(Given instruction) Set down every entry again word for word, please, but skip the pictures.

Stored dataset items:
++++++++
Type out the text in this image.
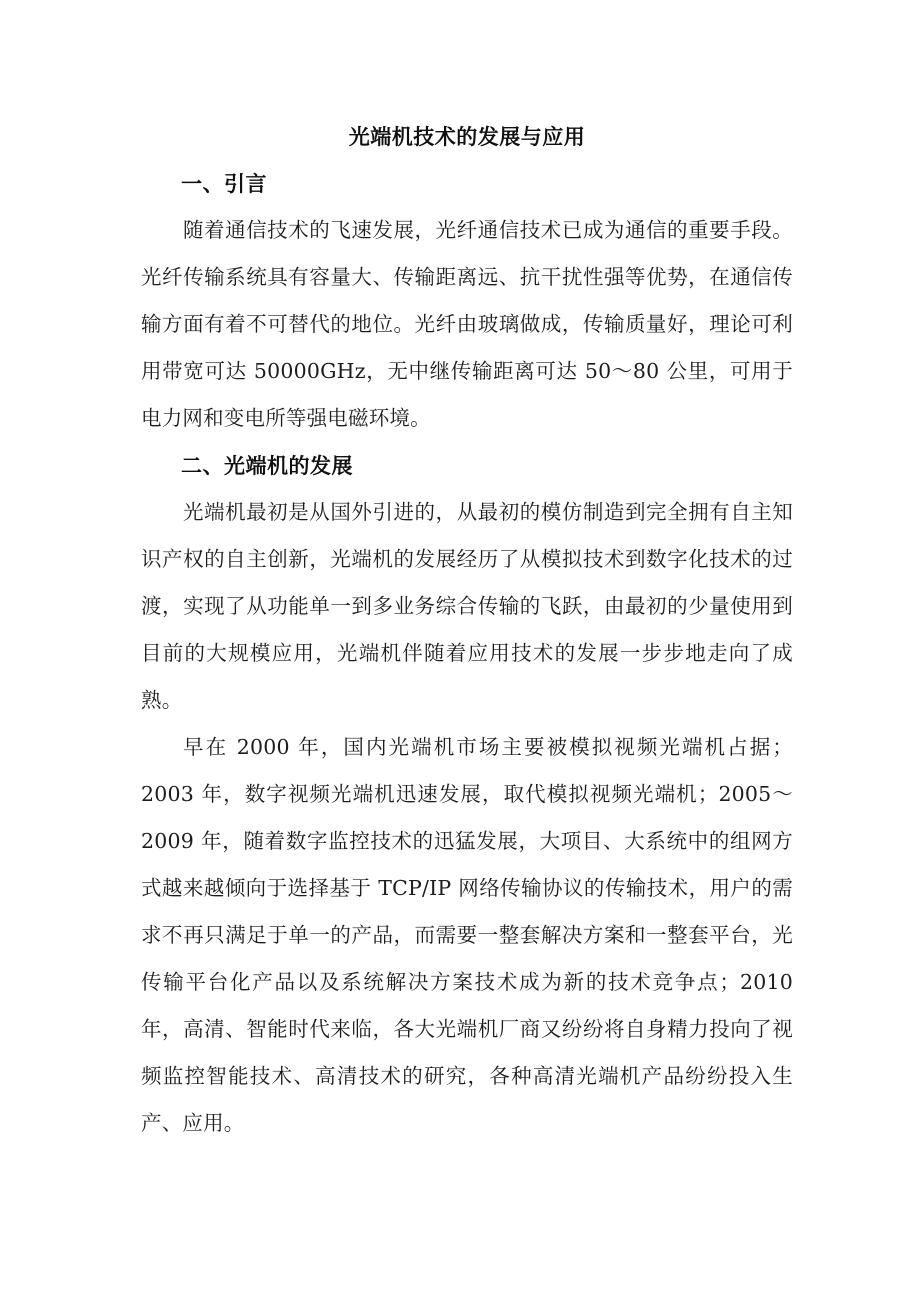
光端机技术的发展与应用
一、引言

随着通信技术的飞速发展，光纤通信技术已成为通信的重要手段。光纤传输系统具有容量大、传输距离远、抗干扰性强等优势，在通信传输方面有着不可替代的地位。光纤由玻璃做成，传输质量好，理论可利用带宽可达 50000GHz，无中继传输距离可达 50～80 公里，可用于电力网和变电所等强电磁环境。

二、光端机的发展

光端机最初是从国外引进的，从最初的模仿制造到完全拥有自主知识产权的自主创新，光端机的发展经历了从模拟技术到数字化技术的过渡，实现了从功能单一到多业务综合传输的飞跃，由最初的少量使用到目前的大规模应用，光端机伴随着应用技术的发展一步步地走向了成熟。

早在 2000 年，国内光端机市场主要被模拟视频光端机占据；2003 年，数字视频光端机迅速发展，取代模拟视频光端机；2005～2009 年，随着数字监控技术的迅猛发展，大项目、大系统中的组网方式越来越倾向于选择基于 TCP/IP 网络传输协议的传输技术，用户的需求不再只满足于单一的产品，而需要一整套解决方案和一整套平台，光传输平台化产品以及系统解决方案技术成为新的技术竞争点；2010 年，高清、智能时代来临，各大光端机厂商又纷纷将自身精力投向了视频监控智能技术、高清技术的研究，各种高清光端机产品纷纷投入生产、应用。
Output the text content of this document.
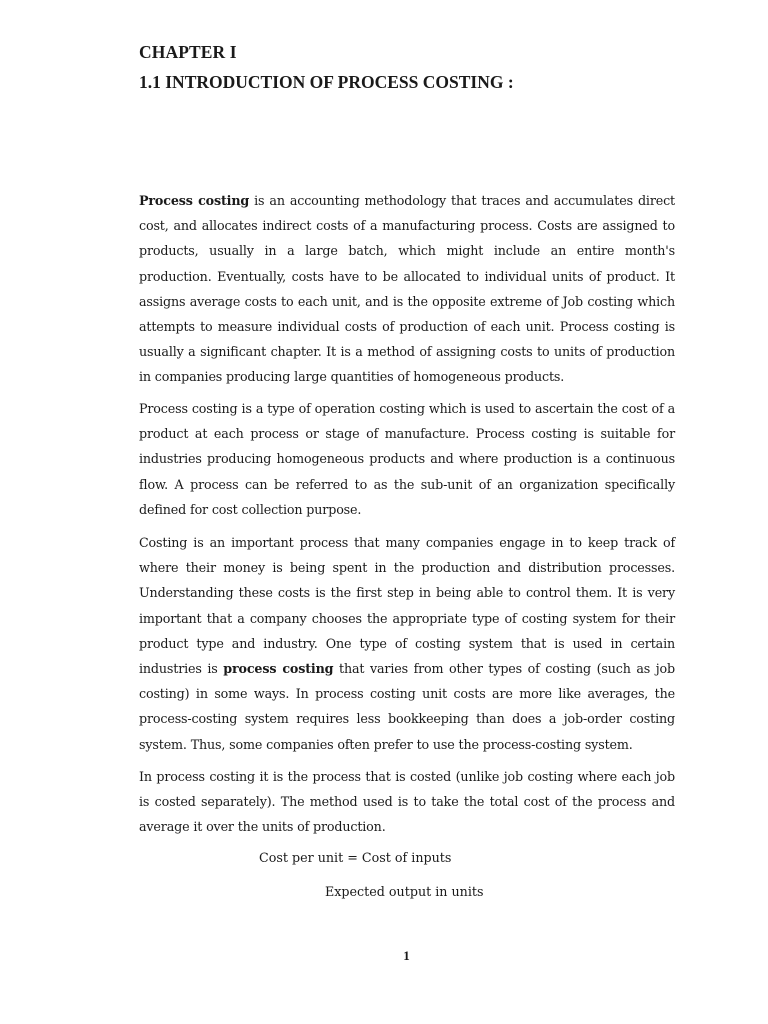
CHAPTER I
1.1 INTRODUCTION OF PROCESS COSTING :

Process costing is an accounting methodology that traces and accumulates direct cost, and allocates indirect costs of a manufacturing process. Costs are assigned to products, usually in a large batch, which might include an entire month's production. Eventually, costs have to be allocated to individual units of product. It assigns average costs to each unit, and is the opposite extreme of Job costing which attempts to measure individual costs of production of each unit. Process costing is usually a significant chapter. It is a method of assigning costs to units of production in companies producing large quantities of homogeneous products.

Process costing is a type of operation costing which is used to ascertain the cost of a product at each process or stage of manufacture. Process costing is suitable for industries producing homogeneous products and where production is a continuous flow. A process can be referred to as the sub-unit of an organization specifically defined for cost collection purpose.

Costing is an important process that many companies engage in to keep track of where their money is being spent in the production and distribution processes. Understanding these costs is the first step in being able to control them. It is very important that a company chooses the appropriate type of costing system for their product type and industry. One type of costing system that is used in certain industries is process costing that varies from other types of costing (such as job costing) in some ways. In process costing unit costs are more like averages, the process-costing system requires less bookkeeping than does a job-order costing system. Thus, some companies often prefer to use the process-costing system.

In process costing it is the process that is costed (unlike job costing where each job is costed separately). The method used is to take the total cost of the process and average it over the units of production.

Cost per unit = Cost of inputs

Expected output in units

1
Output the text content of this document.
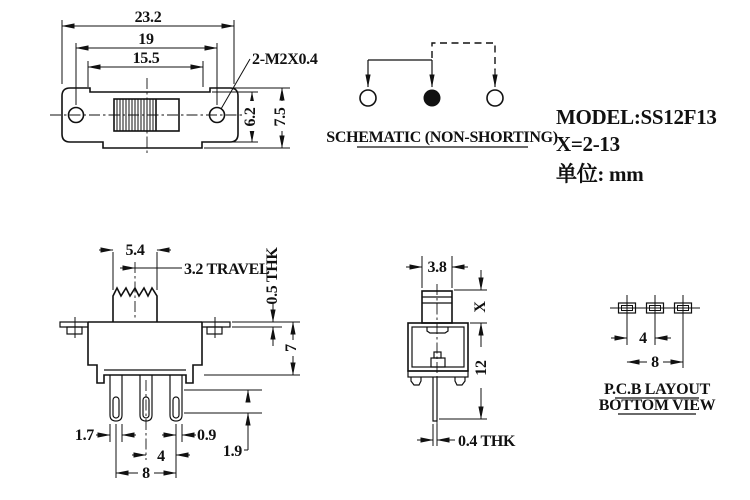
23.2
19
15.5	2-M2X0.4
6.2 7.5
SCHEMATIC (NON-SHORTING)
MODEL:SS12F13
X=2-13
单位: mm
5.4
3.2 TRAVEL
0.5 THK
7
1.9
1.7	0.9
4
8
3.8
X
12
0.4 THK
4
8
P.C.B LAYOUT
BOTTOM VIEW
++++++++
(Result of this task)
Type out the text in this image.
光端机技术的发展与应用
一、引言

随着通信技术的飞速发展，光纤通信技术已成为通信的重要手段。光纤传输系统具有容量大、传输距离远、抗干扰性强等优势，在通信传输方面有着不可替代的地位。光纤由玻璃做成，传输质量好，理论可利用带宽可达 50000GHz，无中继传输距离可达 50～80 公里，可用于电力网和变电所等强电磁环境。

二、光端机的发展

光端机最初是从国外引进的，从最初的模仿制造到完全拥有自主知识产权的自主创新，光端机的发展经历了从模拟技术到数字化技术的过渡，实现了从功能单一到多业务综合传输的飞跃，由最初的少量使用到目前的大规模应用，光端机伴随着应用技术的发展一步步地走向了成熟。

早在 2000 年，国内光端机市场主要被模拟视频光端机占据；2003 年，数字视频光端机迅速发展，取代模拟视频光端机；2005～2009 年，随着数字监控技术的迅猛发展，大项目、大系统中的组网方式越来越倾向于选择基于 TCP/IP 网络传输协议的传输技术，用户的需求不再只满足于单一的产品，而需要一整套解决方案和一整套平台，光传输平台化产品以及系统解决方案技术成为新的技术竞争点；2010 年，高清、智能时代来临，各大光端机厂商又纷纷将自身精力投向了视频监控智能技术、高清技术的研究，各种高清光端机产品纷纷投入生产、应用。
Output the text content of this document.
CHAPTER I
1.1 INTRODUCTION OF PROCESS COSTING :

Process costing is an accounting methodology that traces and accumulates direct cost, and allocates indirect costs of a manufacturing process. Costs are assigned to products, usually in a large batch, which might include an entire month's production. Eventually, costs have to be allocated to individual units of product. It assigns average costs to each unit, and is the opposite extreme of Job costing which attempts to measure individual costs of production of each unit. Process costing is usually a significant chapter. It is a method of assigning costs to units of production in companies producing large quantities of homogeneous products.

Process costing is a type of operation costing which is used to ascertain the cost of a product at each process or stage of manufacture. Process costing is suitable for industries producing homogeneous products and where production is a continuous flow. A process can be referred to as the sub-unit of an organization specifically defined for cost collection purpose.

Costing is an important process that many companies engage in to keep track of where their money is being spent in the production and distribution processes. Understanding these costs is the first step in being able to control them. It is very important that a company chooses the appropriate type of costing system for their product type and industry. One type of costing system that is used in certain industries is process costing that varies from other types of costing (such as job costing) in some ways. In process costing unit costs are more like averages, the process-costing system requires less bookkeeping than does a job-order costing system. Thus, some companies often prefer to use the process-costing system.

In process costing it is the process that is costed (unlike job costing where each job is costed separately). The method used is to take the total cost of the process and average it over the units of production.

Cost per unit = Cost of inputs

Expected output in units

1
Output the text content of this document.
23.2
19
15.5	2-M2X0.4
6.2 7.5
SCHEMATIC (NON-SHORTING)
MODEL:SS12F13
X=2-13
单位: mm
5.4
3.2 TRAVEL
0.5 THK
7
1.9
1.7	0.9
4
8
3.8
X
12
0.4 THK
4
8
P.C.B LAYOUT
BOTTOM VIEW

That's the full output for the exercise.